#### AIM OF THE EXERCISE:
From the entries that follow, gather each line holding the word "LISSONE".

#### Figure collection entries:
==============================
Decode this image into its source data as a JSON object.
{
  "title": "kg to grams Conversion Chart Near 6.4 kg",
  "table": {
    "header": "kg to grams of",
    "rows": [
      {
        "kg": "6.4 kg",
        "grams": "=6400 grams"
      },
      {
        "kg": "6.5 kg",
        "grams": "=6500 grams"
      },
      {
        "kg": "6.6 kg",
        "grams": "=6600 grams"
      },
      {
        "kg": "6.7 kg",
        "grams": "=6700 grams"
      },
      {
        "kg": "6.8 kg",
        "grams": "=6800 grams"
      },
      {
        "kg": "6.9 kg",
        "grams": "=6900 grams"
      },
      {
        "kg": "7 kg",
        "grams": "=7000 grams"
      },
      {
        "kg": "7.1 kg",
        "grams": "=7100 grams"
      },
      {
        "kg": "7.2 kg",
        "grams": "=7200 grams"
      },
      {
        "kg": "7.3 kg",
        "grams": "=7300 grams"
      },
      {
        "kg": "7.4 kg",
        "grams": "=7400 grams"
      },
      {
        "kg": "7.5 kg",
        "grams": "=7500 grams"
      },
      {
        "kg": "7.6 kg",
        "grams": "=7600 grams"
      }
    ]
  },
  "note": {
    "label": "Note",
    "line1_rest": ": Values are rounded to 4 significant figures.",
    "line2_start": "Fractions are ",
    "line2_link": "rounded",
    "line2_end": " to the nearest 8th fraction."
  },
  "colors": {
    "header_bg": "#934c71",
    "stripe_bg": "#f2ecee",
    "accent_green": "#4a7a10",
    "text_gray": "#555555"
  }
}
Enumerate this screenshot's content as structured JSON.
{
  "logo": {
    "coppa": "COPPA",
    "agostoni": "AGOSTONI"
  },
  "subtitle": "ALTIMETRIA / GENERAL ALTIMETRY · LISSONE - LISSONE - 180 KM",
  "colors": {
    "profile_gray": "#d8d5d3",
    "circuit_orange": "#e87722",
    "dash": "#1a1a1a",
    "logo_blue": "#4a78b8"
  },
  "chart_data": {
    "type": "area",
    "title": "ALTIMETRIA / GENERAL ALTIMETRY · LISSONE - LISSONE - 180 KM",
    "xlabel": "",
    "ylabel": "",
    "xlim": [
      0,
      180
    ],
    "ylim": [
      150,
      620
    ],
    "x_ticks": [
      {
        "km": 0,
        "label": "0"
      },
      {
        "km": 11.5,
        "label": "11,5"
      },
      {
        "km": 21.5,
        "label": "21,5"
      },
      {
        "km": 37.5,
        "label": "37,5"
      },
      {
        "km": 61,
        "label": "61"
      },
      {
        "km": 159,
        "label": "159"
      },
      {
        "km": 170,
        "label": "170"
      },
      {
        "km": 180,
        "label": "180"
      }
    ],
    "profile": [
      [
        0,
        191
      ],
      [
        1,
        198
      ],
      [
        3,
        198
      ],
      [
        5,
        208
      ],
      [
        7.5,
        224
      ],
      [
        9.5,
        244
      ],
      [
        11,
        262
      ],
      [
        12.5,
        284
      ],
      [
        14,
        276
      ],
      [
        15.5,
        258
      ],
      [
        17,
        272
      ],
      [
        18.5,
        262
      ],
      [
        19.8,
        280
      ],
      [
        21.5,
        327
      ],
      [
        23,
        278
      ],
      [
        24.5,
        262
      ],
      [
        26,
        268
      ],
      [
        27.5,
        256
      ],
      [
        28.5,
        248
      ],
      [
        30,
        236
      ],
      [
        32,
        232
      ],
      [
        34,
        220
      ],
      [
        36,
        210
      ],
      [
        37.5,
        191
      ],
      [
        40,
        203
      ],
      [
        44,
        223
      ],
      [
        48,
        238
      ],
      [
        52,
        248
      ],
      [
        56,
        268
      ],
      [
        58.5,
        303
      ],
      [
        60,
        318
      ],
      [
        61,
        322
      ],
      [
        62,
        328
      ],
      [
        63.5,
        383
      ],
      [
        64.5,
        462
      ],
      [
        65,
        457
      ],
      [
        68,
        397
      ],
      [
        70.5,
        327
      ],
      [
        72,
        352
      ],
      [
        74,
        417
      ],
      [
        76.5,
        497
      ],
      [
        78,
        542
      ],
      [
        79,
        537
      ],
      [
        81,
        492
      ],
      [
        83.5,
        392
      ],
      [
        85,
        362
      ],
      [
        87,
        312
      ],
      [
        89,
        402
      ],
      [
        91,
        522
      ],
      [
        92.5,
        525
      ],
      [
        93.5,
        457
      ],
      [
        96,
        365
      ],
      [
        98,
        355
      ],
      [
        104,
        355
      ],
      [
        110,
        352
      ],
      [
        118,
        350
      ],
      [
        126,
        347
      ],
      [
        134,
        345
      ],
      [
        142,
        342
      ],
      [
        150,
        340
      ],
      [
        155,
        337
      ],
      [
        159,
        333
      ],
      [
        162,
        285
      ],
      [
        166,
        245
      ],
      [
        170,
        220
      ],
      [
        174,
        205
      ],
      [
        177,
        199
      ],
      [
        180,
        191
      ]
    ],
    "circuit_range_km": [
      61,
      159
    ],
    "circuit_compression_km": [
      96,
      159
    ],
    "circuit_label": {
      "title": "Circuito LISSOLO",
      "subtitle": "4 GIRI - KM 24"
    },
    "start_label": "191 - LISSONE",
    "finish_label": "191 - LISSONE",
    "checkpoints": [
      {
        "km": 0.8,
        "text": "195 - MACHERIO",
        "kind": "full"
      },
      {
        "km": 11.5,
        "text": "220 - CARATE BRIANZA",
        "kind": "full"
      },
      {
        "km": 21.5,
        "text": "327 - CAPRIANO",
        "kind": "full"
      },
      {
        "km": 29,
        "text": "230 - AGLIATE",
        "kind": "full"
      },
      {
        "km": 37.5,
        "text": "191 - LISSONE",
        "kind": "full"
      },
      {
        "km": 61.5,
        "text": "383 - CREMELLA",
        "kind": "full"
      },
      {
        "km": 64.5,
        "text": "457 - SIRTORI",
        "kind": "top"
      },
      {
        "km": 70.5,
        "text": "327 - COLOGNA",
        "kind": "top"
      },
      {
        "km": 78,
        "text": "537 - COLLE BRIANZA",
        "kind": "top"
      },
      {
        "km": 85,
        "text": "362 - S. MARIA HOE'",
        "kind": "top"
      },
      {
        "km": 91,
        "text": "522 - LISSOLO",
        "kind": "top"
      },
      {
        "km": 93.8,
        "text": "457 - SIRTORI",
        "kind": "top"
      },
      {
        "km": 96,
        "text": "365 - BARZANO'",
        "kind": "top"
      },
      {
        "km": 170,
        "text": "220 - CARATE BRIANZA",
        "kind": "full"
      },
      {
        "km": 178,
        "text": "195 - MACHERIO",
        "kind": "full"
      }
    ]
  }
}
==============================
#### RESPONSE:
  "subtitle": "ALTIMETRIA / GENERAL ALTIMETRY · LISSONE - LISSONE - 180 KM",
    "title": "ALTIMETRIA / GENERAL ALTIMETRY · LISSONE - LISSONE - 180 KM",
    "start_label": "191 - LISSONE",
    "finish_label": "191 - LISSONE",
        "text": "191 - LISSONE",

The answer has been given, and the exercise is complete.